(Data listing)
•••
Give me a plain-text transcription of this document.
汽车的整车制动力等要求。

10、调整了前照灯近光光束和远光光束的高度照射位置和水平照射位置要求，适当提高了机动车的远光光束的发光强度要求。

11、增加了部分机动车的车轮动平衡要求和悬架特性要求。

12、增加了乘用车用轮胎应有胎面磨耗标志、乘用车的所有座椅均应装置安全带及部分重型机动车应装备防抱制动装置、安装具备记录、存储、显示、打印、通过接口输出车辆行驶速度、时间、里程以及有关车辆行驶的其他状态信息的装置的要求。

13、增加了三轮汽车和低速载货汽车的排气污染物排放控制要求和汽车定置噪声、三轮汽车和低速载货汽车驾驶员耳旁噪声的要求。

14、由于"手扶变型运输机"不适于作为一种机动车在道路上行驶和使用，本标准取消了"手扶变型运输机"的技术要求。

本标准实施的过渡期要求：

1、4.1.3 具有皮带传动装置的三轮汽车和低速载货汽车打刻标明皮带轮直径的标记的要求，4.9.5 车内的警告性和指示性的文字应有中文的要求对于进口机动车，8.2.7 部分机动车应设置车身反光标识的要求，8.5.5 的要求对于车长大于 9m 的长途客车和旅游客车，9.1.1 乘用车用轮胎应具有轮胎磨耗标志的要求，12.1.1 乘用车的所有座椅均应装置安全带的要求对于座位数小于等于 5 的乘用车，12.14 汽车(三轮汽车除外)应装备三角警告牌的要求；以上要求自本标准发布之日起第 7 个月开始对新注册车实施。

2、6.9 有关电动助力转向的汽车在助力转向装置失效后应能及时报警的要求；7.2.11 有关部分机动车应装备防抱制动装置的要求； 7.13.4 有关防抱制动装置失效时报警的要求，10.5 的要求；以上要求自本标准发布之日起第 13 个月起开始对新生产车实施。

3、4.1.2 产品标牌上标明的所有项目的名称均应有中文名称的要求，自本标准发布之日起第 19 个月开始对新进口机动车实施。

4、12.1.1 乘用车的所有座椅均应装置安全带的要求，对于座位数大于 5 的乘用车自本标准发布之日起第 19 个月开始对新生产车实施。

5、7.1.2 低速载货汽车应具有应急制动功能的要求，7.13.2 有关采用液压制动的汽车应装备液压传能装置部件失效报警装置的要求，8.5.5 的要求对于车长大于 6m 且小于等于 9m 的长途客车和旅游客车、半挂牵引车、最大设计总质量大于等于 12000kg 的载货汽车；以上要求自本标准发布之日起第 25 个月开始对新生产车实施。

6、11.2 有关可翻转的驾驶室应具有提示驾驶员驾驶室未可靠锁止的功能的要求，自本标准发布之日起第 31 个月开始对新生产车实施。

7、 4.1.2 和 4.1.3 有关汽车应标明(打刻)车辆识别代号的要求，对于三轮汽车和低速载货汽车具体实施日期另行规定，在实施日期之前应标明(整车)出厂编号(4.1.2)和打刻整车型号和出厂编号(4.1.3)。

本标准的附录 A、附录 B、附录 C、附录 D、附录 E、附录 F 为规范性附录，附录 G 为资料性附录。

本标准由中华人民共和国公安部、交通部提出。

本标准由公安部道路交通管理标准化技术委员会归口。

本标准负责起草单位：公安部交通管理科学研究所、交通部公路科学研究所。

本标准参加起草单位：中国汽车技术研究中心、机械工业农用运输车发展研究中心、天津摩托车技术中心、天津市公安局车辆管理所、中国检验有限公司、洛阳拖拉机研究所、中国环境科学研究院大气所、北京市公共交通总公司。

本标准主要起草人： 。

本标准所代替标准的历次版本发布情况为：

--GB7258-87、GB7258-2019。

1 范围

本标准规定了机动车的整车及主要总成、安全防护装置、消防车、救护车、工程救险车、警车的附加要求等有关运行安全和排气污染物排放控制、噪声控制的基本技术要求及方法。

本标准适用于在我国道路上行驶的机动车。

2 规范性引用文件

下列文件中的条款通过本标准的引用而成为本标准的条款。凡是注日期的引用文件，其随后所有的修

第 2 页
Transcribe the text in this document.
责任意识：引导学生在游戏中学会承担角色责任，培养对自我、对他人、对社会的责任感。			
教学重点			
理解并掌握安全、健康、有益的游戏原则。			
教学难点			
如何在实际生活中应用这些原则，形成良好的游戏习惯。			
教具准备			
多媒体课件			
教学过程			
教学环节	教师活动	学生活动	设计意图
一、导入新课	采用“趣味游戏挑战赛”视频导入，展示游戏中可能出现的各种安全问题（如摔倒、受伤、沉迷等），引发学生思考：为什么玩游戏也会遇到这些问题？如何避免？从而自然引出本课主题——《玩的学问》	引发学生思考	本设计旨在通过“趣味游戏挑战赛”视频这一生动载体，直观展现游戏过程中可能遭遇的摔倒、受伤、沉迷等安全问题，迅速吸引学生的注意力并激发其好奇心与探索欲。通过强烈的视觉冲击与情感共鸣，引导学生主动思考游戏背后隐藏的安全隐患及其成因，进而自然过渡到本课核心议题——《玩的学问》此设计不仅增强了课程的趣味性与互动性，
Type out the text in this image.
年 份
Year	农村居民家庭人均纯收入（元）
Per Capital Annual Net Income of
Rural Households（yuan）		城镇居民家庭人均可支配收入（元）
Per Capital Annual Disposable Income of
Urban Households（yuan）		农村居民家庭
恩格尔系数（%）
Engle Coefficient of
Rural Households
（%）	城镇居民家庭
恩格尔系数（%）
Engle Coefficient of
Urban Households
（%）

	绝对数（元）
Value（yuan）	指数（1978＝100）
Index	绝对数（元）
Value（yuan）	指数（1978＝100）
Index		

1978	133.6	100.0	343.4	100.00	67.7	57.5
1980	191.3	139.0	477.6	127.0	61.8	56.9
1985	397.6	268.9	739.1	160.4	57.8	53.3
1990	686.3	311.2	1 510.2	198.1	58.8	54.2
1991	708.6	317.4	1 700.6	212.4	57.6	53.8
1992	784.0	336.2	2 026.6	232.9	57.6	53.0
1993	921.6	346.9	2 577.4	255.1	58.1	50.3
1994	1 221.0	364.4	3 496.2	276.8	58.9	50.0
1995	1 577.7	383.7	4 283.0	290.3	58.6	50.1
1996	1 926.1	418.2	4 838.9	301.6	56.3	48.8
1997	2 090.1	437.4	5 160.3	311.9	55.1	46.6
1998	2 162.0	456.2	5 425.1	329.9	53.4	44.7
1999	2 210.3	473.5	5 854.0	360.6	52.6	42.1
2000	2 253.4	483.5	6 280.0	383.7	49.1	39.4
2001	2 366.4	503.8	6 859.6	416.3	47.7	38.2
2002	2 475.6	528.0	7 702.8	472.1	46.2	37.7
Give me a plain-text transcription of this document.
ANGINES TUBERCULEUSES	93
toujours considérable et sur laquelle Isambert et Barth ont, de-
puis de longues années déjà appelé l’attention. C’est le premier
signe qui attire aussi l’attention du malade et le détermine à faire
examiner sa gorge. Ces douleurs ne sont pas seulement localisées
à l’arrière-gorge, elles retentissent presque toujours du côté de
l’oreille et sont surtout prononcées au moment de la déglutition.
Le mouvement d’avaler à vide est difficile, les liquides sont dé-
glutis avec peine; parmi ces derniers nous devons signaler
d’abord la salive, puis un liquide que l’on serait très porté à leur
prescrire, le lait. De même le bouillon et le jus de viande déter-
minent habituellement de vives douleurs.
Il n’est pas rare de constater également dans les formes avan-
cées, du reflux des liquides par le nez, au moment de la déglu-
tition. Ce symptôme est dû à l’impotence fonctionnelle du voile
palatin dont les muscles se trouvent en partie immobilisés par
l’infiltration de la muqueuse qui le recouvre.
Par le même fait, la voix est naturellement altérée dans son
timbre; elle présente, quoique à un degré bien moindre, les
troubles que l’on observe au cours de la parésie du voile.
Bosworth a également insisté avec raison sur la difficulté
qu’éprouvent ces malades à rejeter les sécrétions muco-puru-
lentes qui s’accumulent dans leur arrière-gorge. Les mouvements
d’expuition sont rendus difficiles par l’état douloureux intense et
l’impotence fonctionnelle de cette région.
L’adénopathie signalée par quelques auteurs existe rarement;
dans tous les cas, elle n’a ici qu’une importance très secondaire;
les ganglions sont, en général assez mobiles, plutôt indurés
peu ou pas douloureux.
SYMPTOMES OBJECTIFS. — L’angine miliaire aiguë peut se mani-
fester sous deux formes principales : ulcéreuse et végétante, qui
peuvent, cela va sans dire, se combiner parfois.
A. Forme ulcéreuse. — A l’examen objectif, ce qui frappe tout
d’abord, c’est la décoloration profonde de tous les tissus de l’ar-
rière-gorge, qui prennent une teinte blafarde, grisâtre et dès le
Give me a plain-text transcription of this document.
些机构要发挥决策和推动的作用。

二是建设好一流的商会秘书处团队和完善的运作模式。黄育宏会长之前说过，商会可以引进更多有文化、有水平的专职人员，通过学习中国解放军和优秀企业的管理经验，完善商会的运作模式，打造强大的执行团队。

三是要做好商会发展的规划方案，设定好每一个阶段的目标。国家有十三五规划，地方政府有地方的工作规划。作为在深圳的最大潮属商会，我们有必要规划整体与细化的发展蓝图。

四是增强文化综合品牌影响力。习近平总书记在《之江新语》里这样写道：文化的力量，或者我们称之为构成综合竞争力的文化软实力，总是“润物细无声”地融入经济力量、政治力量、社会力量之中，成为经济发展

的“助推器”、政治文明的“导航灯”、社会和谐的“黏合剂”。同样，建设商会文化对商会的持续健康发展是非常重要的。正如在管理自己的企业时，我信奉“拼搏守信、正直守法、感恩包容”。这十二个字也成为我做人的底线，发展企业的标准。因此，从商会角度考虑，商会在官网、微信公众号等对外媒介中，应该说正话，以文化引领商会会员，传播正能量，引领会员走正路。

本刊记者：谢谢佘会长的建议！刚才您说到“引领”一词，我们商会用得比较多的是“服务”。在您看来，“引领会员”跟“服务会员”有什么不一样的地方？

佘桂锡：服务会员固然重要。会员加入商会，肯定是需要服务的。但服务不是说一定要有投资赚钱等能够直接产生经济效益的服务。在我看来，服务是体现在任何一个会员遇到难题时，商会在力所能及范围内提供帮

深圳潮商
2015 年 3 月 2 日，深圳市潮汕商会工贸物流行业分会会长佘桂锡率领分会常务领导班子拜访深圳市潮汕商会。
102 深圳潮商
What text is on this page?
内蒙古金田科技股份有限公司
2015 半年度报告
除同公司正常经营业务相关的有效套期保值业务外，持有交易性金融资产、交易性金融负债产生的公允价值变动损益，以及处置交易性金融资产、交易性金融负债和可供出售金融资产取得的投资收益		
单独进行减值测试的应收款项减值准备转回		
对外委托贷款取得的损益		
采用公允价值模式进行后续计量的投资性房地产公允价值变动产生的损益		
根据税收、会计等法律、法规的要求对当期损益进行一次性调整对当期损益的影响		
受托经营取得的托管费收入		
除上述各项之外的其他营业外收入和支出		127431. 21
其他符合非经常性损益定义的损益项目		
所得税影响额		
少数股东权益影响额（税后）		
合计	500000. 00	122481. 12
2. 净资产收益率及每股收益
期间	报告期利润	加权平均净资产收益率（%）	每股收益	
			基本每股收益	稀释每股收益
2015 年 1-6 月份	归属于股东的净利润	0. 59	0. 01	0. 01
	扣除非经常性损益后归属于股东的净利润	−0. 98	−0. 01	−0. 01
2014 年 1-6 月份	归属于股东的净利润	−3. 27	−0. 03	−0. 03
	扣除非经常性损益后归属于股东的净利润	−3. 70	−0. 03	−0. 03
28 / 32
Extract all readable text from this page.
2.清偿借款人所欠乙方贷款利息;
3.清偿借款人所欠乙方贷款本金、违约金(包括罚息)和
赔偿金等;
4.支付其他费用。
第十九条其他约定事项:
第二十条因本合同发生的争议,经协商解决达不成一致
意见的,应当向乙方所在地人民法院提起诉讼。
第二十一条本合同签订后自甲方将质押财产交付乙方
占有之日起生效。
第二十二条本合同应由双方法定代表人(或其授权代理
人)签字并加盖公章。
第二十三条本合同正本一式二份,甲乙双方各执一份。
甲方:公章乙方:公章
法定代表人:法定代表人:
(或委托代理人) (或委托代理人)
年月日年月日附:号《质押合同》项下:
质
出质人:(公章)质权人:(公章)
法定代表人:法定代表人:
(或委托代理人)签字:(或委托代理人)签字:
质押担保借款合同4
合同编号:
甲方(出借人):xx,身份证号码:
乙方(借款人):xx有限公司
•••
Do this -
Gather each line of the listing that holds the string "tous".

The solution -
dans tous les cas, elle n’a ici qu’une importance très secondaire;
d’abord, c’est la décoloration profonde de tous les tissus de l’ar-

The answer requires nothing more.